In the excerpt below on tracking hospital equipment, in what year did GE Global Services acquire the Agility RTLS health care solution?

_Selected text_
--------
Miller says there are even hospitals that have compared their equipment availability and utilization to their census—another way to manage what they buy.

“You know not only that it’s in a room, but that it’s running and we can compare that as a utilization metric and we have one hospital that has taken that and run algorithms to compare it to census and said our census could grow 20 percent and we still have enough capacity in equipment to manage it,” she says.

Fran Dirksmeier, general manager of asset management for GE Global Services, which acquired the Agility RTLS health care solution in 2008, calls it “asset process compliance,” driven in real-time.

“What that means is delivering the right asset at the right time and properly taking care of assets upon discharge of the patient to get the asset cleaned and positioned for use,” he says.

Dirksmeier stresses managing the critical operational workflows of assets in a health care facility in order to get a return on investment and make overall improvements.

“When we drive asset process compliance, we improve utilization; when we improve utilization, we reduce the capital commitment required for assets in hospitals,” he says.

RTLS is a large investment for a facility, at times requiring a beef up of Wi-Fi infrastructure, which many hospitals are doing anyway as they move to mobile devices. But the payback is quick.
--------
_Data section_
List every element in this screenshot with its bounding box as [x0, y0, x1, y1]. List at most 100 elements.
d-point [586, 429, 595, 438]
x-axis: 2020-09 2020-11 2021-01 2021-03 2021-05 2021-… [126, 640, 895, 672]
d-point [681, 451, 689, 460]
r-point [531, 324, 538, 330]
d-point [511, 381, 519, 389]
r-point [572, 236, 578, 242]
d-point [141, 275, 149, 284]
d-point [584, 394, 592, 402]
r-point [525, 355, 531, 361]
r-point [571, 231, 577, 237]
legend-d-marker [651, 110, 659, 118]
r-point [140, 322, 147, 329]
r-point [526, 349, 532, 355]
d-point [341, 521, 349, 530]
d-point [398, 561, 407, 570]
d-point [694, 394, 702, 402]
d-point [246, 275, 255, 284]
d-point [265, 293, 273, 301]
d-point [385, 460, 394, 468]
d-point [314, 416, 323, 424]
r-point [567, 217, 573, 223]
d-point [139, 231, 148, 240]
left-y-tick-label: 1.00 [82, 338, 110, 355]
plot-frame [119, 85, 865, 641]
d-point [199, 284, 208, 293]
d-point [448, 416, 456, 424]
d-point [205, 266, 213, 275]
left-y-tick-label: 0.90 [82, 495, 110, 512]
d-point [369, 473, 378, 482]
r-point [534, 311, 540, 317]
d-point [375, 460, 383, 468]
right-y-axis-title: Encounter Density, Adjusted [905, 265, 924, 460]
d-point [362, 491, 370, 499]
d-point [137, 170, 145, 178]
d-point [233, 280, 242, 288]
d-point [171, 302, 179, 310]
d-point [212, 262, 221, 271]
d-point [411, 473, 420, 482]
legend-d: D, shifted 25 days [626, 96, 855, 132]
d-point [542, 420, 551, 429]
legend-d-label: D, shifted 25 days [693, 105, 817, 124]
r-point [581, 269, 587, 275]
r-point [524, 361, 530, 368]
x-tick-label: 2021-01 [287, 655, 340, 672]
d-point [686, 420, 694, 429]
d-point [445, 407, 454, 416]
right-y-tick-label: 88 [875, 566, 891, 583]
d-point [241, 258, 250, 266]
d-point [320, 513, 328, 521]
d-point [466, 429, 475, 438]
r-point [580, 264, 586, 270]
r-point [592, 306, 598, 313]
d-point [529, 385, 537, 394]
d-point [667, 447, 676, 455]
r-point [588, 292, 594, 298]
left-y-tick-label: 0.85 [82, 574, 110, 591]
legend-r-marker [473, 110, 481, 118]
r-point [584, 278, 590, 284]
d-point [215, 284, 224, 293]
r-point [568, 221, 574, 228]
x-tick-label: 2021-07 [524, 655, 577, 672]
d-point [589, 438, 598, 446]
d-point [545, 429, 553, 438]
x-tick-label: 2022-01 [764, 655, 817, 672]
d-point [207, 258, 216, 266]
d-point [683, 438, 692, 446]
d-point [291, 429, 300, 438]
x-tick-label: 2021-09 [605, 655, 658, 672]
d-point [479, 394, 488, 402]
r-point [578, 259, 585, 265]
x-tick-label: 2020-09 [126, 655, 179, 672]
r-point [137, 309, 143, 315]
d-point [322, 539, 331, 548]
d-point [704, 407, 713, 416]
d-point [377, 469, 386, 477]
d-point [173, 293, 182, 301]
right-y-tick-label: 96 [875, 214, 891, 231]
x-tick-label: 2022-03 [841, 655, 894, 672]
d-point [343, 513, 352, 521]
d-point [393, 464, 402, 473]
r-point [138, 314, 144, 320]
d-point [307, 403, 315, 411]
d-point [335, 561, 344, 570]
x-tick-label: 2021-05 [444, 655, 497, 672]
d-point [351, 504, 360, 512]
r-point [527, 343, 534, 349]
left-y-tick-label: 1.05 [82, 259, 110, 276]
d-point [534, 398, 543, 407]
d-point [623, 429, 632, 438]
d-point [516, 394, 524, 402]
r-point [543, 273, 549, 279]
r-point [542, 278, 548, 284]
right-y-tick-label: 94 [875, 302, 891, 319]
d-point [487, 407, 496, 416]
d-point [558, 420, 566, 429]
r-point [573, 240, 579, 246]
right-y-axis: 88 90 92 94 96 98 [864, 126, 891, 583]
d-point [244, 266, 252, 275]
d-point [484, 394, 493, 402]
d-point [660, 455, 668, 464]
--------
_Solution to the problem_
2008